** Instructions to follow **
Below are entries. Pull out all lines containing "color".

** Start Supplied records **

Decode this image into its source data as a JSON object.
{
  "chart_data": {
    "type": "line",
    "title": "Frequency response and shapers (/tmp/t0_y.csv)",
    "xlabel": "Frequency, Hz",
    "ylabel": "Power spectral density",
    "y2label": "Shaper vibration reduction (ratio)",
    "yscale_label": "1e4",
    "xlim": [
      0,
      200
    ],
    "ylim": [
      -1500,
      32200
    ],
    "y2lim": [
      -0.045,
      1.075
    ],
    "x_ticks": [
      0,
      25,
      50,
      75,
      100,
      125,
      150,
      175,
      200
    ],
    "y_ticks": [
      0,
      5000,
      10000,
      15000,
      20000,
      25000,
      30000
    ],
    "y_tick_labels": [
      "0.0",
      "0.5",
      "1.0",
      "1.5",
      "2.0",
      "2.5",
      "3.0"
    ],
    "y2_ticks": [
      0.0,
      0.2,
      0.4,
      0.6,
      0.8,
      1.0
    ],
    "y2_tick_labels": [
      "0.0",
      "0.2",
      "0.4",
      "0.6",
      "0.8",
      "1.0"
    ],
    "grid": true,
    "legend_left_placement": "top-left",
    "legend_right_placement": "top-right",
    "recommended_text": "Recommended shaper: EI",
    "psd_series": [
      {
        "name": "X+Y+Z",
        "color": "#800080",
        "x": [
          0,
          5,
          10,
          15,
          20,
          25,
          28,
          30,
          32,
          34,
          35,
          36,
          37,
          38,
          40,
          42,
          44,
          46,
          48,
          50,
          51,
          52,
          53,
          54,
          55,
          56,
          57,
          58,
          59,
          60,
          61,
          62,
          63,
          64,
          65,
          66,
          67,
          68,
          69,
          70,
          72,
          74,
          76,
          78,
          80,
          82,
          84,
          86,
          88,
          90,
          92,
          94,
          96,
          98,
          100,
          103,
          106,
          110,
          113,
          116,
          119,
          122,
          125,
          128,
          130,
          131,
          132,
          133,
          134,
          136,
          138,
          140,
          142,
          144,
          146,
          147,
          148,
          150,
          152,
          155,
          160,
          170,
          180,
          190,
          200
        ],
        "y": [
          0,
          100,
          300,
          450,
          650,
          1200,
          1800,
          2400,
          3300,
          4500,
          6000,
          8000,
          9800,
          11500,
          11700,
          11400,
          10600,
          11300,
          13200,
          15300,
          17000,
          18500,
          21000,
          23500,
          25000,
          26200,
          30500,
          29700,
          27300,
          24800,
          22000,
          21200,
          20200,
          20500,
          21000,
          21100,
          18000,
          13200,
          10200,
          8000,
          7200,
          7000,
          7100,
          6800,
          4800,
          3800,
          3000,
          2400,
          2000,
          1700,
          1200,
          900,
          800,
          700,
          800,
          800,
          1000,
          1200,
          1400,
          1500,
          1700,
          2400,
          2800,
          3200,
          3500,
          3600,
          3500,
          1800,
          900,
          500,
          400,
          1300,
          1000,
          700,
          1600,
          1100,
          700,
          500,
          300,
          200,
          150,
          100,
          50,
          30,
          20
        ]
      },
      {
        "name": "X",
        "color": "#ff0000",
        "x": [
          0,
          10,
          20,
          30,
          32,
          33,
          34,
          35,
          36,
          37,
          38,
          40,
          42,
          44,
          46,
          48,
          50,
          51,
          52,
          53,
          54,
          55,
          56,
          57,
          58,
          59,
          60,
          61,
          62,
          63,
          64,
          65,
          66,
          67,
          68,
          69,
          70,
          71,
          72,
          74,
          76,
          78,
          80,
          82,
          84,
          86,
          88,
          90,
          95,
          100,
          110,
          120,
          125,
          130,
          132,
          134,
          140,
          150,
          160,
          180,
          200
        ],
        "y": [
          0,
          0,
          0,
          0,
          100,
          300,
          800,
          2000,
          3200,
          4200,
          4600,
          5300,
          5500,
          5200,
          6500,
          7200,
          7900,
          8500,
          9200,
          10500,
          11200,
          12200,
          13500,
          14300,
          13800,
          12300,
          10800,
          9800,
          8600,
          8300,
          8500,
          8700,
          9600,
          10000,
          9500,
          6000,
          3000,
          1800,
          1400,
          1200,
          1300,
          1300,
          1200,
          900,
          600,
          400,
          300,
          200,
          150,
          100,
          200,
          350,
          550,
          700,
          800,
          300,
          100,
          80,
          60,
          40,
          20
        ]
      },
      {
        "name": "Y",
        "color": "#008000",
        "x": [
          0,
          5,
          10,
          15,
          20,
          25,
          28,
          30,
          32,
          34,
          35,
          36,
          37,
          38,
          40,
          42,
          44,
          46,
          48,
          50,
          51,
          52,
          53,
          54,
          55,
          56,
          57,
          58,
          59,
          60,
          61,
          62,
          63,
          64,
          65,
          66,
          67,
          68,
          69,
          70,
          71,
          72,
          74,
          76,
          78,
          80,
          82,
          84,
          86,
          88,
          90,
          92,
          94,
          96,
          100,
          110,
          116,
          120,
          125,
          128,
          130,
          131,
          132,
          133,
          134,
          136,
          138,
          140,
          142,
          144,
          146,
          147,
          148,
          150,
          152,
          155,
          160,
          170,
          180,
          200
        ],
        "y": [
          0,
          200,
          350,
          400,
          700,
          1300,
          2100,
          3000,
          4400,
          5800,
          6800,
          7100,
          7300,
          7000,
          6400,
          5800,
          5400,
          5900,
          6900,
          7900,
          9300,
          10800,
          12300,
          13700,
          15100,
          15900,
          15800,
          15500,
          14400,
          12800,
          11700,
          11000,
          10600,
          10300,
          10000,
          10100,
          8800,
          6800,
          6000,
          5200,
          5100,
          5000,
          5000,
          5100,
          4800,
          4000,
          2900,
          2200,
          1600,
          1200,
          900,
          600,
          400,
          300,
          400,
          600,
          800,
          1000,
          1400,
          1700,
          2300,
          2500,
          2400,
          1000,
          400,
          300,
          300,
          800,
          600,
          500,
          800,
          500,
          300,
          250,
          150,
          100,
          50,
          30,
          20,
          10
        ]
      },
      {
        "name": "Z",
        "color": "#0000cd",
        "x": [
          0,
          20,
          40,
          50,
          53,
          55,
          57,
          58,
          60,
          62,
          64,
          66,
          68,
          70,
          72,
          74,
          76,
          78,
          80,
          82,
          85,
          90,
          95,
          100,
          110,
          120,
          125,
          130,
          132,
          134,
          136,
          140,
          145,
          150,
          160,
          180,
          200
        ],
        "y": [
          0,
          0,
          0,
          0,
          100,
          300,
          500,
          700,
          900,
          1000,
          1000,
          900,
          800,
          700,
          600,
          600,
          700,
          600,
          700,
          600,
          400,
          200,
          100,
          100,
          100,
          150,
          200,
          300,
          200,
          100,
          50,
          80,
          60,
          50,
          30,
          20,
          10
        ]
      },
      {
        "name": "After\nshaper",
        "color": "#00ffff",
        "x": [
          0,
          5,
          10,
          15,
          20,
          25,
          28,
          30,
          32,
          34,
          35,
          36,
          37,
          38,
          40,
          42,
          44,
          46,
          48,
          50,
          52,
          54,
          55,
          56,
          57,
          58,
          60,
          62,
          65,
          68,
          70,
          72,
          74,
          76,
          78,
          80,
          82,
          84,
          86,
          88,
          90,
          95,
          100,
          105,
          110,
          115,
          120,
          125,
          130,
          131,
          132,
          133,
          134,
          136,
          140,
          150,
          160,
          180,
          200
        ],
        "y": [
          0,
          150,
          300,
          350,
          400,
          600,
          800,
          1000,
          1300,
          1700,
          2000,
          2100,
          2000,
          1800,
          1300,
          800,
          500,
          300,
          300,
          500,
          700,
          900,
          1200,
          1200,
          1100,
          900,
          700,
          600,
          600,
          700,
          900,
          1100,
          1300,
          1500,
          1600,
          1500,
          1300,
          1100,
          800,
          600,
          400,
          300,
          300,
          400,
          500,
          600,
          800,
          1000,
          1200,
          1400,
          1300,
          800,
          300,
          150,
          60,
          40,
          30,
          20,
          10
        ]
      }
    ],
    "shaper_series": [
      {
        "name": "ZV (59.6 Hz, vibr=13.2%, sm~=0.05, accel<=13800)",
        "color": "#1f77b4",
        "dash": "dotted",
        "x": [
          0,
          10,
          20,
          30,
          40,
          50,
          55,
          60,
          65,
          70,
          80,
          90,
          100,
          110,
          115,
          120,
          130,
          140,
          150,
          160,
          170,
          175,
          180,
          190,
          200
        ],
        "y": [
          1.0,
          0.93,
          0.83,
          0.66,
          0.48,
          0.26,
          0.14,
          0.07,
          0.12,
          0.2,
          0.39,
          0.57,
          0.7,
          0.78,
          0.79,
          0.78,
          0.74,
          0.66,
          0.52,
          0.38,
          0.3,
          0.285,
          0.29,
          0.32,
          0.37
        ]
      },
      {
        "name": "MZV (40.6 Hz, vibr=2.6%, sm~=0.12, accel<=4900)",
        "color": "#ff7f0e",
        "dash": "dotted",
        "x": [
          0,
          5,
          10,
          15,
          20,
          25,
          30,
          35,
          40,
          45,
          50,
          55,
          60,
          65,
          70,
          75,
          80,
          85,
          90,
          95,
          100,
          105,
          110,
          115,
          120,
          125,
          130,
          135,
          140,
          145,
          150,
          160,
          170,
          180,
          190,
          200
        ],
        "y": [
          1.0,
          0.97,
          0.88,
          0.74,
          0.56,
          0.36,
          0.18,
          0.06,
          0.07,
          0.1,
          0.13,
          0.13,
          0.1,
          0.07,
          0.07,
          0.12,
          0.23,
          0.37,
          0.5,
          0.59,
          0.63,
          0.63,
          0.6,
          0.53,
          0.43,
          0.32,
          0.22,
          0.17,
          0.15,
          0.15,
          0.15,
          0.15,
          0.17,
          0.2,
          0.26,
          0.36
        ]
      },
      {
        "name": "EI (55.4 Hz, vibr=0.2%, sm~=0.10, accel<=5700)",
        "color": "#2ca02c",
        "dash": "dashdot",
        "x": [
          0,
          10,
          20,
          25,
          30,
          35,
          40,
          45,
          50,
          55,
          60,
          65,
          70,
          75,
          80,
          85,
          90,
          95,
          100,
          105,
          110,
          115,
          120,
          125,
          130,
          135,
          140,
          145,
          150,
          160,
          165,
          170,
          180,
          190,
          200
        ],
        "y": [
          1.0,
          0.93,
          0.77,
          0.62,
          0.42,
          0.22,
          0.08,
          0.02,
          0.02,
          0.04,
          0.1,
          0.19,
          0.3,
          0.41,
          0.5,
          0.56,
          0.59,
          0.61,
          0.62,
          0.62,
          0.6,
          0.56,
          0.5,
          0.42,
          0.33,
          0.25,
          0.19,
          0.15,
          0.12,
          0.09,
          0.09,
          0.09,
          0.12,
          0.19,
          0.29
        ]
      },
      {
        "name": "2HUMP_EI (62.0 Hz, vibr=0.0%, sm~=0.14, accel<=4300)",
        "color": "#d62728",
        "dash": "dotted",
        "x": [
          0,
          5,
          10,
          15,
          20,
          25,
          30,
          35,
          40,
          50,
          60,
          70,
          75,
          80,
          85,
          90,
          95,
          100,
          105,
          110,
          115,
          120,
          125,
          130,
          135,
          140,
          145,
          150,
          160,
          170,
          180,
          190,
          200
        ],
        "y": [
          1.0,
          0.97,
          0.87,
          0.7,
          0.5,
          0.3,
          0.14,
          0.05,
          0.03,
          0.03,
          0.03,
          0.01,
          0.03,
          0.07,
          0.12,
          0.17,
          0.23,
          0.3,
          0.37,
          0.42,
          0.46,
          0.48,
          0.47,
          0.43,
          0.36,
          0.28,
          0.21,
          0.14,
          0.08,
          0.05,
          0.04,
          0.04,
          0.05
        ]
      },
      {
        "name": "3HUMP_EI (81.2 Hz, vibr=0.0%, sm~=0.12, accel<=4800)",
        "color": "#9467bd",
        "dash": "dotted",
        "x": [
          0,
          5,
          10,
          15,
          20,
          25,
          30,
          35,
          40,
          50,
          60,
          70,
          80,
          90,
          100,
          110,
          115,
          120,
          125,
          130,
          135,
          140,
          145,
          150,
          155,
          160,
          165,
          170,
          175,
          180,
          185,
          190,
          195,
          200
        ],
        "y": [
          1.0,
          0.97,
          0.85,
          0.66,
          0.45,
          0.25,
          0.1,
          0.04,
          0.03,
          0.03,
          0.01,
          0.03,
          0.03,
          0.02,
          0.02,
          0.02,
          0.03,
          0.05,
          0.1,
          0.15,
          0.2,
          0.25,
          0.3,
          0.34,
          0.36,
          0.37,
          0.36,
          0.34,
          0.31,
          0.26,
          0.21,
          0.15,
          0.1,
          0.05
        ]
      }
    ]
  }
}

** End Supplied records **

** Expected output **
        "color": "#800080",
        "color": "#ff0000",
        "color": "#008000",
        "color": "#0000cd",
        "color": "#00ffff",
        "color": "#1f77b4",
        "color": "#ff7f0e",
        "color": "#2ca02c",
        "color": "#d62728",
        "color": "#9467bd",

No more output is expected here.